## START SOURCE RECORDS
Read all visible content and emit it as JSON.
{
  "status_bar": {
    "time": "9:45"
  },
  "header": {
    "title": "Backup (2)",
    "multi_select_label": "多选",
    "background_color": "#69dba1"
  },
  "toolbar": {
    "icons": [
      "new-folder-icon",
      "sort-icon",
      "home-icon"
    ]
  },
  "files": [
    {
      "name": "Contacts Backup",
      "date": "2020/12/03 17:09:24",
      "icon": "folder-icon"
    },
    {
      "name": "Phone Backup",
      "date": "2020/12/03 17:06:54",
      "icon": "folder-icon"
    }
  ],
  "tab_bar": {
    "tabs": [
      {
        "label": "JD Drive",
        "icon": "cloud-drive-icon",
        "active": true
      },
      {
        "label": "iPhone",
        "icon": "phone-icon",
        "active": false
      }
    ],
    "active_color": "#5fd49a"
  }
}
## END SOURCE RECORDS
▶ WHAT TO DO: Using the listing above, please repeat every entry exactly.

▶ TASK RESPONSE:
Read all visible content and emit it as JSON.
{
  "status_bar": {
    "time": "9:45"
  },
  "header": {
    "title": "Backup (2)",
    "multi_select_label": "多选",
    "background_color": "#69dba1"
  },
  "toolbar": {
    "icons": [
      "new-folder-icon",
      "sort-icon",
      "home-icon"
    ]
  },
  "files": [
    {
      "name": "Contacts Backup",
      "date": "2020/12/03 17:09:24",
      "icon": "folder-icon"
    },
    {
      "name": "Phone Backup",
      "date": "2020/12/03 17:06:54",
      "icon": "folder-icon"
    }
  ],
  "tab_bar": {
    "tabs": [
      {
        "label": "JD Drive",
        "icon": "cloud-drive-icon",
        "active": true
      },
      {
        "label": "iPhone",
        "icon": "phone-icon",
        "active": false
      }
    ],
    "active_color": "#5fd49a"
  }
}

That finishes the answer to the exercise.